**Provided records:**

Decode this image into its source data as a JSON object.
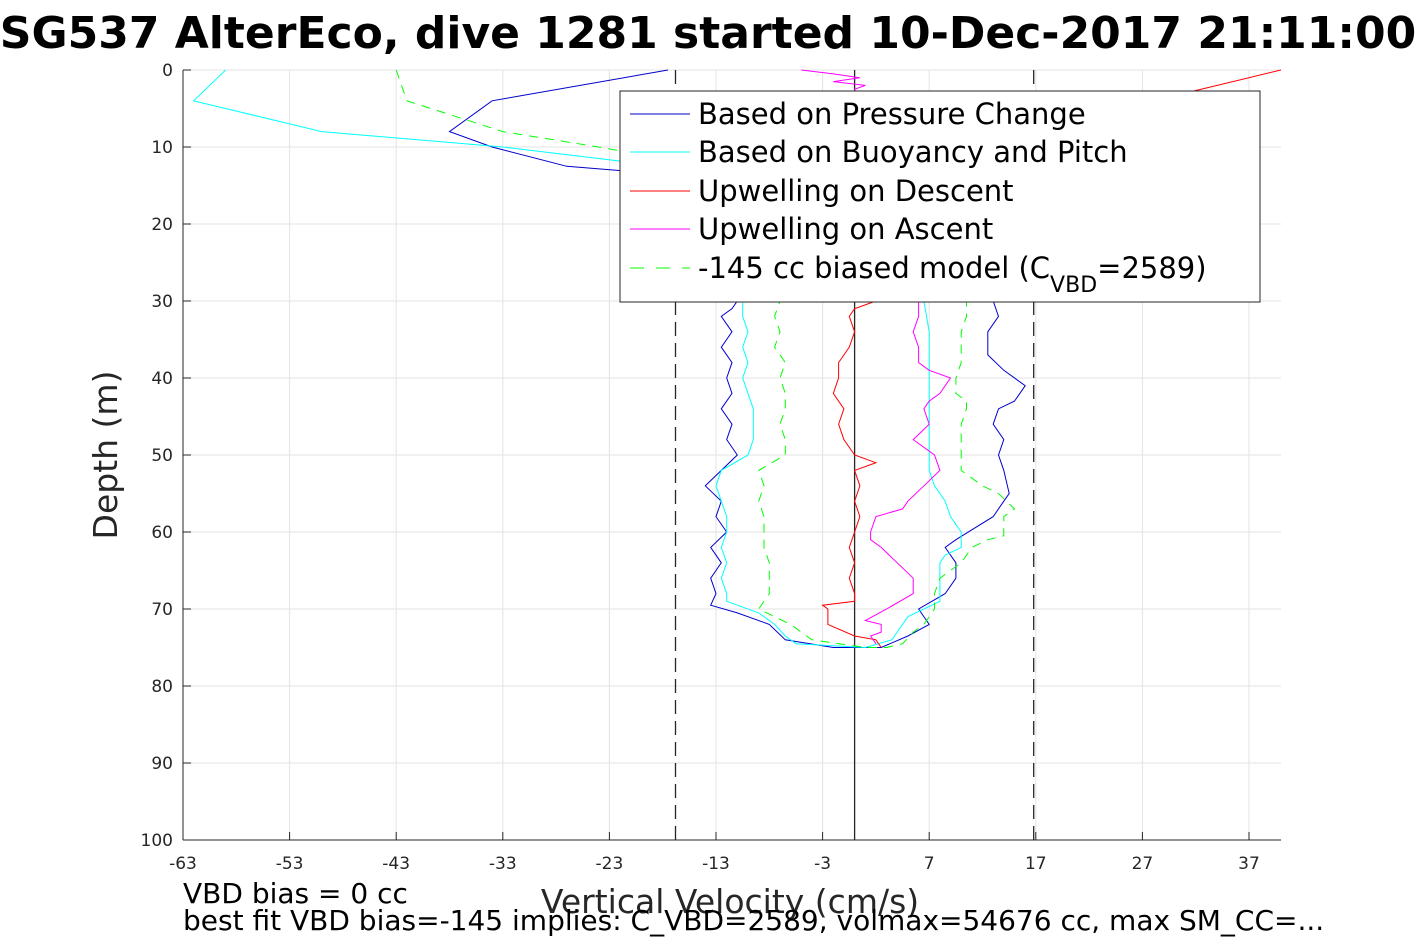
{
  "title": "SG537 AlterEco, dive 1281 started 10-Dec-2017 21:11:00",
  "notes": {
    "bias": "VBD bias = 0 cc",
    "fit": "best fit VBD bias=-145 implies: C_VBD=2589, volmax=54676 cc, max SM_CC=..."
  },
  "chart_data": {
    "type": "line",
    "xlabel": "Vertical Velocity (cm/s)",
    "ylabel": "Depth (m)",
    "xlim": [
      -63,
      40
    ],
    "ylim": [
      0,
      100
    ],
    "y_reversed": true,
    "grid": true,
    "xticks": [
      -63,
      -53,
      -43,
      -33,
      -23,
      -13,
      -3,
      7,
      17,
      27,
      37
    ],
    "yticks": [
      0,
      10,
      20,
      30,
      40,
      50,
      60,
      70,
      80,
      90,
      100
    ],
    "legend_position": "top-right",
    "reference_lines": [
      {
        "x": -16.8,
        "style": "dashed",
        "color": "#000000"
      },
      {
        "x": 0.0,
        "style": "solid",
        "color": "#000000"
      },
      {
        "x": 16.8,
        "style": "dashed",
        "color": "#000000"
      }
    ],
    "series": [
      {
        "name": "Based on Pressure Change",
        "color": "#0000cc",
        "dash": "",
        "points": [
          [
            -17.5,
            0
          ],
          [
            -34,
            4
          ],
          [
            -38,
            8
          ],
          [
            -34,
            10
          ],
          [
            -27,
            12.5
          ],
          [
            -18,
            13.5
          ],
          [
            -11,
            30
          ],
          [
            -11.5,
            31
          ],
          [
            -12.5,
            32
          ],
          [
            -11.5,
            34
          ],
          [
            -12.5,
            36
          ],
          [
            -11.5,
            38
          ],
          [
            -12,
            40
          ],
          [
            -11.5,
            42
          ],
          [
            -12.5,
            44
          ],
          [
            -11.5,
            46
          ],
          [
            -12,
            48
          ],
          [
            -11,
            50
          ],
          [
            -12.5,
            52
          ],
          [
            -14,
            54
          ],
          [
            -12.5,
            56
          ],
          [
            -13,
            58
          ],
          [
            -12,
            60
          ],
          [
            -13.5,
            62
          ],
          [
            -12.5,
            64
          ],
          [
            -13.5,
            66
          ],
          [
            -13,
            68
          ],
          [
            -13.5,
            69.5
          ],
          [
            -11,
            70.5
          ],
          [
            -8,
            72
          ],
          [
            -6.5,
            74
          ],
          [
            -2,
            75
          ],
          [
            2.5,
            75
          ],
          [
            5,
            73.5
          ],
          [
            7,
            72
          ],
          [
            6,
            70
          ],
          [
            8.5,
            68
          ],
          [
            9.5,
            66
          ],
          [
            9.5,
            64
          ],
          [
            8.5,
            62
          ],
          [
            9.5,
            61
          ],
          [
            13,
            58
          ],
          [
            14,
            56
          ],
          [
            14.5,
            55
          ],
          [
            14,
            52
          ],
          [
            13.5,
            50
          ],
          [
            14,
            48
          ],
          [
            13,
            46
          ],
          [
            13.5,
            44
          ],
          [
            15,
            43
          ],
          [
            16,
            41
          ],
          [
            14,
            39
          ],
          [
            12.5,
            37
          ],
          [
            12.5,
            34
          ],
          [
            13.5,
            32
          ],
          [
            13,
            30
          ]
        ]
      },
      {
        "name": "Based on Buoyancy and Pitch",
        "color": "#00ffff",
        "dash": "",
        "points": [
          [
            -59,
            0
          ],
          [
            -62,
            4
          ],
          [
            -50,
            8
          ],
          [
            -33,
            10
          ],
          [
            -21,
            12
          ],
          [
            -10.5,
            30
          ],
          [
            -10.5,
            32
          ],
          [
            -10,
            34
          ],
          [
            -10.5,
            36
          ],
          [
            -10,
            38
          ],
          [
            -10.5,
            40
          ],
          [
            -10,
            42
          ],
          [
            -9.5,
            44
          ],
          [
            -9.5,
            46
          ],
          [
            -9.5,
            48
          ],
          [
            -10,
            50
          ],
          [
            -12.5,
            52
          ],
          [
            -13,
            54
          ],
          [
            -12.5,
            56
          ],
          [
            -12,
            58
          ],
          [
            -12,
            60
          ],
          [
            -12.5,
            62
          ],
          [
            -12,
            64
          ],
          [
            -12.5,
            66
          ],
          [
            -12,
            68
          ],
          [
            -12,
            69
          ],
          [
            -9,
            70.5
          ],
          [
            -7.5,
            72
          ],
          [
            -6.5,
            73.5
          ],
          [
            -5.5,
            74.5
          ],
          [
            1,
            75
          ],
          [
            3.5,
            74
          ],
          [
            4,
            73
          ],
          [
            5,
            71
          ],
          [
            8,
            69
          ],
          [
            8,
            66
          ],
          [
            8,
            64
          ],
          [
            8.5,
            63
          ],
          [
            10,
            62
          ],
          [
            10,
            60
          ],
          [
            9,
            58
          ],
          [
            8.5,
            56
          ],
          [
            7.5,
            54
          ],
          [
            7,
            52
          ],
          [
            7,
            50
          ],
          [
            7,
            46
          ],
          [
            7,
            42
          ],
          [
            7,
            38
          ],
          [
            7,
            34
          ],
          [
            6.5,
            30
          ]
        ]
      },
      {
        "name": "Upwelling on Descent",
        "color": "#ff0000",
        "dash": "",
        "points": [
          [
            40,
            0
          ],
          [
            31,
            3
          ],
          [
            26,
            5
          ],
          [
            2,
            30
          ],
          [
            0,
            31
          ],
          [
            -0.5,
            32
          ],
          [
            0,
            34
          ],
          [
            -0.5,
            36
          ],
          [
            -1.5,
            38
          ],
          [
            -1.5,
            40
          ],
          [
            -2,
            42
          ],
          [
            -1,
            44
          ],
          [
            -1.5,
            46
          ],
          [
            -1,
            48
          ],
          [
            0,
            50
          ],
          [
            2,
            51
          ],
          [
            0,
            52
          ],
          [
            0.5,
            54
          ],
          [
            0,
            56
          ],
          [
            0.5,
            58
          ],
          [
            0,
            60
          ],
          [
            -0.5,
            62
          ],
          [
            0,
            64
          ],
          [
            -0.5,
            66
          ],
          [
            0,
            68
          ],
          [
            0,
            69
          ],
          [
            -3,
            69.5
          ],
          [
            -2.5,
            70
          ],
          [
            -2.5,
            72
          ],
          [
            0,
            73.5
          ],
          [
            2,
            74
          ],
          [
            2.5,
            75
          ]
        ]
      },
      {
        "name": "Upwelling on Ascent",
        "color": "#ff00ff",
        "dash": "",
        "points": [
          [
            -5,
            0
          ],
          [
            -2,
            0.5
          ],
          [
            0.5,
            1
          ],
          [
            -2,
            1.5
          ],
          [
            1,
            2
          ],
          [
            0,
            2.5
          ],
          [
            6,
            30
          ],
          [
            6,
            32
          ],
          [
            5.5,
            34
          ],
          [
            6,
            36
          ],
          [
            6,
            38
          ],
          [
            7,
            39
          ],
          [
            9,
            40
          ],
          [
            8,
            42
          ],
          [
            7,
            43
          ],
          [
            6.5,
            44
          ],
          [
            7,
            46
          ],
          [
            5.5,
            48
          ],
          [
            7.5,
            50
          ],
          [
            8,
            52
          ],
          [
            6.5,
            54
          ],
          [
            5,
            56
          ],
          [
            4.5,
            57
          ],
          [
            2,
            58
          ],
          [
            1.5,
            60
          ],
          [
            1.5,
            61
          ],
          [
            2.5,
            62
          ],
          [
            4,
            64
          ],
          [
            5.5,
            66
          ],
          [
            5.5,
            68
          ],
          [
            3,
            70
          ],
          [
            1,
            71.5
          ],
          [
            2.5,
            72
          ],
          [
            2.5,
            73
          ],
          [
            1.5,
            73.5
          ],
          [
            2,
            74.5
          ]
        ]
      },
      {
        "name": "-145 cc biased model (C_VBD=2589)",
        "label_parts": {
          "pre": "-145 cc biased model (C",
          "sub": "VBD",
          "post": "=2589)"
        },
        "color": "#00ff00",
        "dash": "9,7",
        "points": [
          [
            -43,
            0
          ],
          [
            -42,
            4
          ],
          [
            -33,
            8
          ],
          [
            -24,
            10
          ],
          [
            -16,
            12
          ],
          [
            -7,
            30
          ],
          [
            -7.5,
            32
          ],
          [
            -7,
            34
          ],
          [
            -7.5,
            36
          ],
          [
            -6.5,
            38
          ],
          [
            -7,
            40
          ],
          [
            -6.5,
            42
          ],
          [
            -6.5,
            44
          ],
          [
            -7,
            46
          ],
          [
            -6.5,
            48
          ],
          [
            -6.5,
            50
          ],
          [
            -9,
            52
          ],
          [
            -8.5,
            54
          ],
          [
            -9,
            56
          ],
          [
            -8.5,
            58
          ],
          [
            -8.5,
            60
          ],
          [
            -8.5,
            62
          ],
          [
            -8,
            64
          ],
          [
            -8,
            66
          ],
          [
            -8,
            68
          ],
          [
            -9,
            70
          ],
          [
            -6,
            72
          ],
          [
            -4,
            74
          ],
          [
            1,
            75
          ],
          [
            3,
            75
          ],
          [
            4.5,
            74.5
          ],
          [
            5.5,
            73
          ],
          [
            6.5,
            72
          ],
          [
            7,
            71
          ],
          [
            7.5,
            70
          ],
          [
            7.5,
            68
          ],
          [
            8,
            66
          ],
          [
            10,
            64
          ],
          [
            11,
            62
          ],
          [
            12.5,
            61
          ],
          [
            14,
            60.5
          ],
          [
            14,
            58
          ],
          [
            15,
            57
          ],
          [
            13.5,
            55
          ],
          [
            12,
            54
          ],
          [
            10,
            52
          ],
          [
            10,
            50
          ],
          [
            10,
            48
          ],
          [
            10,
            46
          ],
          [
            10.5,
            44
          ],
          [
            10.5,
            43
          ],
          [
            9.5,
            42
          ],
          [
            9.5,
            40
          ],
          [
            10,
            38
          ],
          [
            10,
            36
          ],
          [
            10,
            34
          ],
          [
            10.5,
            32
          ],
          [
            10.5,
            30
          ]
        ]
      }
    ]
  }
}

**Work required:** Return each line where "Based" shows up.

**The output:**
        "name": "Based on Pressure Change",
        "name": "Based on Buoyancy and Pitch",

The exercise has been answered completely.